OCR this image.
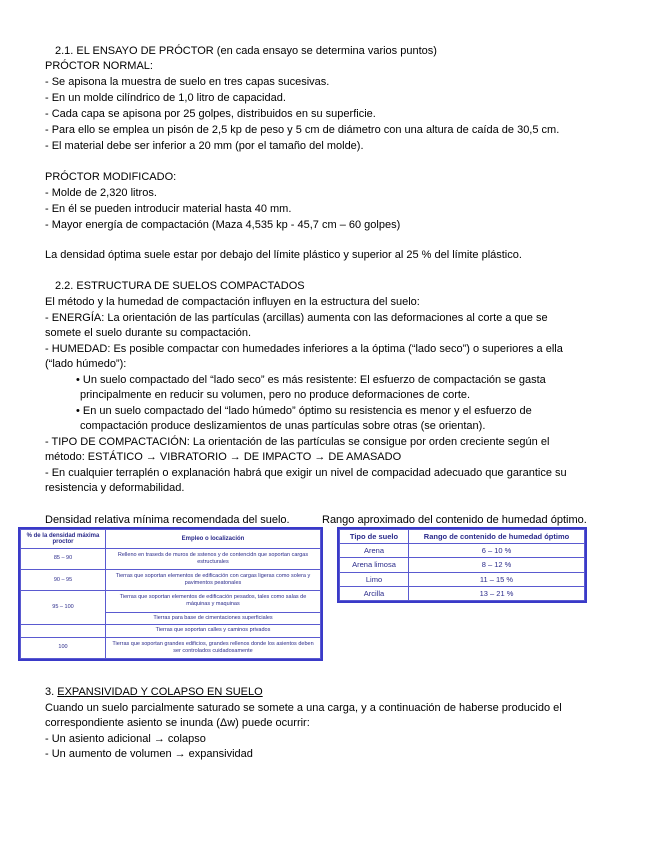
2.1. EL ENSAYO DE PRÓCTOR (en cada ensayo se determina varios puntos)
PRÓCTOR NORMAL:
- Se apisona la muestra de suelo en tres capas sucesivas.
- En un molde cilíndrico de 1,0 litro de capacidad.
- Cada capa se apisona por 25 golpes, distribuidos en su superficie.
- Para ello se emplea un pisón de 2,5 kp de peso y 5 cm de diámetro con una altura de caída de 30,5 cm.
- El material debe ser inferior a 20 mm (por el tamaño del molde).
PRÓCTOR MODIFICADO:
- Molde de 2,320 litros.
- En él se pueden introducir material hasta 40 mm.
- Mayor energía de compactación (Maza 4,535 kp - 45,7 cm – 60 golpes)
La densidad óptima suele estar por debajo del límite plástico y superior al 25 % del límite plástico.
2.2. ESTRUCTURA DE SUELOS COMPACTADOS
El método y la humedad de compactación influyen en la estructura del suelo:
- ENERGÍA: La orientación de las partículas (arcillas) aumenta con las deformaciones al corte a que se
somete el suelo durante su compactación.
- HUMEDAD: Es posible compactar con humedades inferiores a la óptima (“lado seco”) o superiores a ella
(“lado húmedo”):
• Un suelo compactado del “lado seco” es más resistente: El esfuerzo de compactación se gasta
principalmente en reducir su volumen, pero no produce deformaciones de corte.
• En un suelo compactado del “lado húmedo” óptimo su resistencia es menor y el esfuerzo de
compactación produce deslizamientos de unas partículas sobre otras (se orientan).
- TIPO DE COMPACTACIÓN: La orientación de las partículas se consigue por orden creciente según el
método: ESTÁTICO → VIBRATORIO → DE IMPACTO → DE AMASADO
- En cualquier terraplén o explanación habrá que exigir un nivel de compacidad adecuado que garantice su
resistencia y deformabilidad.
Densidad relativa mínima recomendada del suelo.	Rango aproximado del contenido de humedad óptimo.
% de la densidad máxima proctor	Empleo o localización
85 – 90	Relleno en traseds de muros de sstenos y de contencidn que soportan cargas estructurales
90 – 95	Tierras que soportan elementos de edificación con cargas ligeras como solera y pavimentos peatonales
95 – 100	Tierras que soportan elementos de edificación pesados, tales como salas de máquinas y maquinas
	Tierras para base de cimentaciones superficiales
	Tierras que soportan calles y caminos privados
100	Tierras que soportan grandes edificios, grandes rellenos donde los asientos deben ser controlados cuidadosamente
Tipo de suelo	Rango de contenido de humedad óptimo
Arena	6 – 10 %
Arena limosa	8 – 12 %
Limo	11 – 15 %
Arcilla	13 – 21 %
3. EXPANSIVIDAD Y COLAPSO EN SUELO
Cuando un suelo parcialmente saturado se somete a una carga, y a continuación de haberse producido el
correspondiente asiento se inunda (Δw) puede ocurrir:
- Un asiento adicional → colapso
- Un aumento de volumen → expansividad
────
§ SHORT TASK: Can you restate all the records above word for word while dropping the pictures?

§ THE OUTPUT:
OCR this image.
2.1. EL ENSAYO DE PRÓCTOR (en cada ensayo se determina varios puntos)
PRÓCTOR NORMAL:
- Se apisona la muestra de suelo en tres capas sucesivas.
- En un molde cilíndrico de 1,0 litro de capacidad.
- Cada capa se apisona por 25 golpes, distribuidos en su superficie.
- Para ello se emplea un pisón de 2,5 kp de peso y 5 cm de diámetro con una altura de caída de 30,5 cm.
- El material debe ser inferior a 20 mm (por el tamaño del molde).
PRÓCTOR MODIFICADO:
- Molde de 2,320 litros.
- En él se pueden introducir material hasta 40 mm.
- Mayor energía de compactación (Maza 4,535 kp - 45,7 cm – 60 golpes)
La densidad óptima suele estar por debajo del límite plástico y superior al 25 % del límite plástico.
2.2. ESTRUCTURA DE SUELOS COMPACTADOS
El método y la humedad de compactación influyen en la estructura del suelo:
- ENERGÍA: La orientación de las partículas (arcillas) aumenta con las deformaciones al corte a que se
somete el suelo durante su compactación.
- HUMEDAD: Es posible compactar con humedades inferiores a la óptima (“lado seco”) o superiores a ella
(“lado húmedo”):
• Un suelo compactado del “lado seco” es más resistente: El esfuerzo de compactación se gasta
principalmente en reducir su volumen, pero no produce deformaciones de corte.
• En un suelo compactado del “lado húmedo” óptimo su resistencia es menor y el esfuerzo de
compactación produce deslizamientos de unas partículas sobre otras (se orientan).
- TIPO DE COMPACTACIÓN: La orientación de las partículas se consigue por orden creciente según el
método: ESTÁTICO → VIBRATORIO → DE IMPACTO → DE AMASADO
- En cualquier terraplén o explanación habrá que exigir un nivel de compacidad adecuado que garantice su
resistencia y deformabilidad.
Densidad relativa mínima recomendada del suelo.	Rango aproximado del contenido de humedad óptimo.
% de la densidad máxima proctor	Empleo o localización
85 – 90	Relleno en traseds de muros de sstenos y de contencidn que soportan cargas estructurales
90 – 95	Tierras que soportan elementos de edificación con cargas ligeras como solera y pavimentos peatonales
95 – 100	Tierras que soportan elementos de edificación pesados, tales como salas de máquinas y maquinas
	Tierras para base de cimentaciones superficiales
	Tierras que soportan calles y caminos privados
100	Tierras que soportan grandes edificios, grandes rellenos donde los asientos deben ser controlados cuidadosamente
Tipo de suelo	Rango de contenido de humedad óptimo
Arena	6 – 10 %
Arena limosa	8 – 12 %
Limo	11 – 15 %
Arcilla	13 – 21 %
3. EXPANSIVIDAD Y COLAPSO EN SUELO
Cuando un suelo parcialmente saturado se somete a una carga, y a continuación de haberse producido el
correspondiente asiento se inunda (Δw) puede ocurrir:
- Un asiento adicional → colapso
- Un aumento de volumen → expansividad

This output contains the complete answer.